### WHAT YOU NEED TO DO
Reproduce every entry in the listing without alteration.
========================
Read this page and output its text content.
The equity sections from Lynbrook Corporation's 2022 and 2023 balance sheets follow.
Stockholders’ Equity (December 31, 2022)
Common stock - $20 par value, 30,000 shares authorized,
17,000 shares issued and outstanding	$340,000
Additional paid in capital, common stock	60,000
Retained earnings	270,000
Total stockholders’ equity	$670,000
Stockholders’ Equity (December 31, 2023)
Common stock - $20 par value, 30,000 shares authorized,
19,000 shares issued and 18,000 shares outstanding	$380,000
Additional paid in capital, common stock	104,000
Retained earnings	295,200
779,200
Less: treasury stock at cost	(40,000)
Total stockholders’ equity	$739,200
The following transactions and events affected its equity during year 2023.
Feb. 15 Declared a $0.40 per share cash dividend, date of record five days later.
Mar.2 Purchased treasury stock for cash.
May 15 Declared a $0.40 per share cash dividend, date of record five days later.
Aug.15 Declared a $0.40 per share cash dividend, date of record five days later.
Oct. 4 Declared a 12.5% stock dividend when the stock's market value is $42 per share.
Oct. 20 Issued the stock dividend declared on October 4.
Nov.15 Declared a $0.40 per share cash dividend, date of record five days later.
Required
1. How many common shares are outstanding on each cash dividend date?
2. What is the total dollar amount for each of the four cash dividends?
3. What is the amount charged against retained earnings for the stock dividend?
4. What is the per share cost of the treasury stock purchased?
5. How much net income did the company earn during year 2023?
========================
### ANSWER TO THIS PROBLEM
Read this page and output its text content.
The equity sections from Lynbrook Corporation's 2022 and 2023 balance sheets follow.
Stockholders’ Equity (December 31, 2022)
Common stock - $20 par value, 30,000 shares authorized,
17,000 shares issued and outstanding	$340,000
Additional paid in capital, common stock	60,000
Retained earnings	270,000
Total stockholders’ equity	$670,000
Stockholders’ Equity (December 31, 2023)
Common stock - $20 par value, 30,000 shares authorized,
19,000 shares issued and 18,000 shares outstanding	$380,000
Additional paid in capital, common stock	104,000
Retained earnings	295,200
779,200
Less: treasury stock at cost	(40,000)
Total stockholders’ equity	$739,200
The following transactions and events affected its equity during year 2023.
Feb. 15 Declared a $0.40 per share cash dividend, date of record five days later.
Mar.2 Purchased treasury stock for cash.
May 15 Declared a $0.40 per share cash dividend, date of record five days later.
Aug.15 Declared a $0.40 per share cash dividend, date of record five days later.
Oct. 4 Declared a 12.5% stock dividend when the stock's market value is $42 per share.
Oct. 20 Issued the stock dividend declared on October 4.
Nov.15 Declared a $0.40 per share cash dividend, date of record five days later.
Required
1. How many common shares are outstanding on each cash dividend date?
2. What is the total dollar amount for each of the four cash dividends?
3. What is the amount charged against retained earnings for the stock dividend?
4. What is the per share cost of the treasury stock purchased?
5. How much net income did the company earn during year 2023?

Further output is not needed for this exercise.